Instructions to follow -
The data below needs to be returned exactly, line for line.

--- START Supplied data ---

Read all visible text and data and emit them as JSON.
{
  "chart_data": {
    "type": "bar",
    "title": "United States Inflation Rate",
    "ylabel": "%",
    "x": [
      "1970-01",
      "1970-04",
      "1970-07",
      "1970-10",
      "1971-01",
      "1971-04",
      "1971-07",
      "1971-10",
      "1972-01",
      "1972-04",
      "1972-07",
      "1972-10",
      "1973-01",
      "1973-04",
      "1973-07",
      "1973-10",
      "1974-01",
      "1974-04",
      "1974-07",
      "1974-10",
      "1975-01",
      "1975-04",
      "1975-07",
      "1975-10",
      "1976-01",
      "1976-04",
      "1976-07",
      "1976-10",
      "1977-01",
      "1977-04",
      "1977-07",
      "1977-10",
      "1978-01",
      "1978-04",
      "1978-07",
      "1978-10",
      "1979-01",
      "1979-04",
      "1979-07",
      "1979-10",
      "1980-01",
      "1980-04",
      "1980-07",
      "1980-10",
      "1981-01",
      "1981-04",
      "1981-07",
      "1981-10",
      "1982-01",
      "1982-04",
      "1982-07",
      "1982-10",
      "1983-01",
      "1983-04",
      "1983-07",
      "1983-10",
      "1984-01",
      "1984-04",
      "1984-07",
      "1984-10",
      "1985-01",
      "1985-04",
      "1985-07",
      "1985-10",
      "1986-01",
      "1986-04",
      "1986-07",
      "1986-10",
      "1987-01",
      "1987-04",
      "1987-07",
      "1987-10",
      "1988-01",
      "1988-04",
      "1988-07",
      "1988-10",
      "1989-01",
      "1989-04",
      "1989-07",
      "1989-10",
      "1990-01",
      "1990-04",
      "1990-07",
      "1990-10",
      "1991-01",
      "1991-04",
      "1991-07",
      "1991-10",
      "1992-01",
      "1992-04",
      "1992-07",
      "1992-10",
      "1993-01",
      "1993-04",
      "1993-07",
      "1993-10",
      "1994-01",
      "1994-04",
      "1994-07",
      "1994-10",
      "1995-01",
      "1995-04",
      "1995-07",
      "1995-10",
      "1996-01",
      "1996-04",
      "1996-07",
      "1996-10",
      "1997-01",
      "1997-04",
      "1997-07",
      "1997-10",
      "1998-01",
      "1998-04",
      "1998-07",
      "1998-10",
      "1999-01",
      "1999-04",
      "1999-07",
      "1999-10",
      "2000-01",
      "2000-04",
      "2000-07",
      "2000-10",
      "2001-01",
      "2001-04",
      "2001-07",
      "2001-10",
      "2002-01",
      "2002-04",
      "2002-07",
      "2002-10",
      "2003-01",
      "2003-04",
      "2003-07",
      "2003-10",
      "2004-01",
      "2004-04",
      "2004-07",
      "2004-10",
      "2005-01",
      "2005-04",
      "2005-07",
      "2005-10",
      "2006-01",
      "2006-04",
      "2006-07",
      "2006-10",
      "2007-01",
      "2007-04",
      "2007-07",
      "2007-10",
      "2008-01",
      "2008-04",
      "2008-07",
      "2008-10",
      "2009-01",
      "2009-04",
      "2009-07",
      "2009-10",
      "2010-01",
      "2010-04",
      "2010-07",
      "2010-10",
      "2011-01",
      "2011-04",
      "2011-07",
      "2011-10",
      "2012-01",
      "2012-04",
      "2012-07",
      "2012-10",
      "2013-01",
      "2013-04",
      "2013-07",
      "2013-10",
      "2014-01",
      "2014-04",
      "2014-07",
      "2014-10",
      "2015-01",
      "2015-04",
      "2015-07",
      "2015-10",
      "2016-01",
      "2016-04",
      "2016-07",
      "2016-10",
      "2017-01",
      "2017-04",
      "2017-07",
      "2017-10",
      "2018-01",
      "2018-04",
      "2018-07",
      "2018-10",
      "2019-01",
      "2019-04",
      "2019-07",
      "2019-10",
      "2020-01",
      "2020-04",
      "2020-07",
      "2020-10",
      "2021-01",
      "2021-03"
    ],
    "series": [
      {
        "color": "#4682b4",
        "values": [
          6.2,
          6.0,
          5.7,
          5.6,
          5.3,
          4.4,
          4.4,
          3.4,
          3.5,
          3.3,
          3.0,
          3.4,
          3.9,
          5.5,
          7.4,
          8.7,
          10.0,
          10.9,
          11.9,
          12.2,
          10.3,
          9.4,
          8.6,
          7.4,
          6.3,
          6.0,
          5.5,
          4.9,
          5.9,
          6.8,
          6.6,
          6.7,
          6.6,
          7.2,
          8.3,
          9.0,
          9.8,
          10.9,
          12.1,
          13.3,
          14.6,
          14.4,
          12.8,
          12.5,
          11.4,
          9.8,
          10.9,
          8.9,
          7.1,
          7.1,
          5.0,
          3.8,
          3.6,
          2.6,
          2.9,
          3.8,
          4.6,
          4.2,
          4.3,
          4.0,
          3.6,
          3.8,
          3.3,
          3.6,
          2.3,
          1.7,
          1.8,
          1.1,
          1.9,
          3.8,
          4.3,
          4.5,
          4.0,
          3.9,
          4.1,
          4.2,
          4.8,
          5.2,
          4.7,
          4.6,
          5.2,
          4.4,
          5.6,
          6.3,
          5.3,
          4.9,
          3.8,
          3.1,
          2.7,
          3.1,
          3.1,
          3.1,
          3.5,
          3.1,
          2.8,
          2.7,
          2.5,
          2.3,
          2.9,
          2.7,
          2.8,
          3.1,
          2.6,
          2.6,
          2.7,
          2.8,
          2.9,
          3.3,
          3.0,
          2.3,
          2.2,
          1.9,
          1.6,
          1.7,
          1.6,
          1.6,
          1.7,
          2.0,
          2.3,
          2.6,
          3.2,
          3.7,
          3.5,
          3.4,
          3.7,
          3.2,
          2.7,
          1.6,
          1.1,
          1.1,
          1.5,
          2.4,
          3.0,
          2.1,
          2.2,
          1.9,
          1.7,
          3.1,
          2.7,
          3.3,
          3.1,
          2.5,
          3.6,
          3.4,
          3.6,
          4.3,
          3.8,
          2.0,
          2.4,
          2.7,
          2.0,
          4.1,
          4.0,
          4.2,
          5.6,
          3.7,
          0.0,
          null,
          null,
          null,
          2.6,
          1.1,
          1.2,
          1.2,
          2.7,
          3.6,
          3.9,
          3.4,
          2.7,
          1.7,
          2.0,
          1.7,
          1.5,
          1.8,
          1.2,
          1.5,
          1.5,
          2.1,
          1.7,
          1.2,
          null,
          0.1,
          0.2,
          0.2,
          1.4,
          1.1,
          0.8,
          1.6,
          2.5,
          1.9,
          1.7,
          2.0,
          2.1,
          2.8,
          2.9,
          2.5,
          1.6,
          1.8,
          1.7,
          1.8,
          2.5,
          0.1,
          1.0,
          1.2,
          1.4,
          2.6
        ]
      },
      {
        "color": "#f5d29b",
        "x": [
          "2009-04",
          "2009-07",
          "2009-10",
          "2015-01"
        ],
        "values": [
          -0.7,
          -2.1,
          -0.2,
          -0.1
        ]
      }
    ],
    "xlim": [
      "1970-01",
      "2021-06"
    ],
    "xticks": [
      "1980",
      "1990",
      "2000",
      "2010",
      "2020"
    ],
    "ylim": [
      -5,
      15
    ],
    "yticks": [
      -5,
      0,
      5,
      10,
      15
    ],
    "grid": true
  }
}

--- END Supplied data ---

Exercise answer -
Read all visible text and data and emit them as JSON.
{
  "chart_data": {
    "type": "bar",
    "title": "United States Inflation Rate",
    "ylabel": "%",
    "x": [
      "1970-01",
      "1970-04",
      "1970-07",
      "1970-10",
      "1971-01",
      "1971-04",
      "1971-07",
      "1971-10",
      "1972-01",
      "1972-04",
      "1972-07",
      "1972-10",
      "1973-01",
      "1973-04",
      "1973-07",
      "1973-10",
      "1974-01",
      "1974-04",
      "1974-07",
      "1974-10",
      "1975-01",
      "1975-04",
      "1975-07",
      "1975-10",
      "1976-01",
      "1976-04",
      "1976-07",
      "1976-10",
      "1977-01",
      "1977-04",
      "1977-07",
      "1977-10",
      "1978-01",
      "1978-04",
      "1978-07",
      "1978-10",
      "1979-01",
      "1979-04",
      "1979-07",
      "1979-10",
      "1980-01",
      "1980-04",
      "1980-07",
      "1980-10",
      "1981-01",
      "1981-04",
      "1981-07",
      "1981-10",
      "1982-01",
      "1982-04",
      "1982-07",
      "1982-10",
      "1983-01",
      "1983-04",
      "1983-07",
      "1983-10",
      "1984-01",
      "1984-04",
      "1984-07",
      "1984-10",
      "1985-01",
      "1985-04",
      "1985-07",
      "1985-10",
      "1986-01",
      "1986-04",
      "1986-07",
      "1986-10",
      "1987-01",
      "1987-04",
      "1987-07",
      "1987-10",
      "1988-01",
      "1988-04",
      "1988-07",
      "1988-10",
      "1989-01",
      "1989-04",
      "1989-07",
      "1989-10",
      "1990-01",
      "1990-04",
      "1990-07",
      "1990-10",
      "1991-01",
      "1991-04",
      "1991-07",
      "1991-10",
      "1992-01",
      "1992-04",
      "1992-07",
      "1992-10",
      "1993-01",
      "1993-04",
      "1993-07",
      "1993-10",
      "1994-01",
      "1994-04",
      "1994-07",
      "1994-10",
      "1995-01",
      "1995-04",
      "1995-07",
      "1995-10",
      "1996-01",
      "1996-04",
      "1996-07",
      "1996-10",
      "1997-01",
      "1997-04",
      "1997-07",
      "1997-10",
      "1998-01",
      "1998-04",
      "1998-07",
      "1998-10",
      "1999-01",
      "1999-04",
      "1999-07",
      "1999-10",
      "2000-01",
      "2000-04",
      "2000-07",
      "2000-10",
      "2001-01",
      "2001-04",
      "2001-07",
      "2001-10",
      "2002-01",
      "2002-04",
      "2002-07",
      "2002-10",
      "2003-01",
      "2003-04",
      "2003-07",
      "2003-10",
      "2004-01",
      "2004-04",
      "2004-07",
      "2004-10",
      "2005-01",
      "2005-04",
      "2005-07",
      "2005-10",
      "2006-01",
      "2006-04",
      "2006-07",
      "2006-10",
      "2007-01",
      "2007-04",
      "2007-07",
      "2007-10",
      "2008-01",
      "2008-04",
      "2008-07",
      "2008-10",
      "2009-01",
      "2009-04",
      "2009-07",
      "2009-10",
      "2010-01",
      "2010-04",
      "2010-07",
      "2010-10",
      "2011-01",
      "2011-04",
      "2011-07",
      "2011-10",
      "2012-01",
      "2012-04",
      "2012-07",
      "2012-10",
      "2013-01",
      "2013-04",
      "2013-07",
      "2013-10",
      "2014-01",
      "2014-04",
      "2014-07",
      "2014-10",
      "2015-01",
      "2015-04",
      "2015-07",
      "2015-10",
      "2016-01",
      "2016-04",
      "2016-07",
      "2016-10",
      "2017-01",
      "2017-04",
      "2017-07",
      "2017-10",
      "2018-01",
      "2018-04",
      "2018-07",
      "2018-10",
      "2019-01",
      "2019-04",
      "2019-07",
      "2019-10",
      "2020-01",
      "2020-04",
      "2020-07",
      "2020-10",
      "2021-01",
      "2021-03"
    ],
    "series": [
      {
        "color": "#4682b4",
        "values": [
          6.2,
          6.0,
          5.7,
          5.6,
          5.3,
          4.4,
          4.4,
          3.4,
          3.5,
          3.3,
          3.0,
          3.4,
          3.9,
          5.5,
          7.4,
          8.7,
          10.0,
          10.9,
          11.9,
          12.2,
          10.3,
          9.4,
          8.6,
          7.4,
          6.3,
          6.0,
          5.5,
          4.9,
          5.9,
          6.8,
          6.6,
          6.7,
          6.6,
          7.2,
          8.3,
          9.0,
          9.8,
          10.9,
          12.1,
          13.3,
          14.6,
          14.4,
          12.8,
          12.5,
          11.4,
          9.8,
          10.9,
          8.9,
          7.1,
          7.1,
          5.0,
          3.8,
          3.6,
          2.6,
          2.9,
          3.8,
          4.6,
          4.2,
          4.3,
          4.0,
          3.6,
          3.8,
          3.3,
          3.6,
          2.3,
          1.7,
          1.8,
          1.1,
          1.9,
          3.8,
          4.3,
          4.5,
          4.0,
          3.9,
          4.1,
          4.2,
          4.8,
          5.2,
          4.7,
          4.6,
          5.2,
          4.4,
          5.6,
          6.3,
          5.3,
          4.9,
          3.8,
          3.1,
          2.7,
          3.1,
          3.1,
          3.1,
          3.5,
          3.1,
          2.8,
          2.7,
          2.5,
          2.3,
          2.9,
          2.7,
          2.8,
          3.1,
          2.6,
          2.6,
          2.7,
          2.8,
          2.9,
          3.3,
          3.0,
          2.3,
          2.2,
          1.9,
          1.6,
          1.7,
          1.6,
          1.6,
          1.7,
          2.0,
          2.3,
          2.6,
          3.2,
          3.7,
          3.5,
          3.4,
          3.7,
          3.2,
          2.7,
          1.6,
          1.1,
          1.1,
          1.5,
          2.4,
          3.0,
          2.1,
          2.2,
          1.9,
          1.7,
          3.1,
          2.7,
          3.3,
          3.1,
          2.5,
          3.6,
          3.4,
          3.6,
          4.3,
          3.8,
          2.0,
          2.4,
          2.7,
          2.0,
          4.1,
          4.0,
          4.2,
          5.6,
          3.7,
          0.0,
          null,
          null,
          null,
          2.6,
          1.1,
          1.2,
          1.2,
          2.7,
          3.6,
          3.9,
          3.4,
          2.7,
          1.7,
          2.0,
          1.7,
          1.5,
          1.8,
          1.2,
          1.5,
          1.5,
          2.1,
          1.7,
          1.2,
          null,
          0.1,
          0.2,
          0.2,
          1.4,
          1.1,
          0.8,
          1.6,
          2.5,
          1.9,
          1.7,
          2.0,
          2.1,
          2.8,
          2.9,
          2.5,
          1.6,
          1.8,
          1.7,
          1.8,
          2.5,
          0.1,
          1.0,
          1.2,
          1.4,
          2.6
        ]
      },
      {
        "color": "#f5d29b",
        "x": [
          "2009-04",
          "2009-07",
          "2009-10",
          "2015-01"
        ],
        "values": [
          -0.7,
          -2.1,
          -0.2,
          -0.1
        ]
      }
    ],
    "xlim": [
      "1970-01",
      "2021-06"
    ],
    "xticks": [
      "1980",
      "1990",
      "2000",
      "2010",
      "2020"
    ],
    "ylim": [
      -5,
      15
    ],
    "yticks": [
      -5,
      0,
      5,
      10,
      15
    ],
    "grid": true
  }
}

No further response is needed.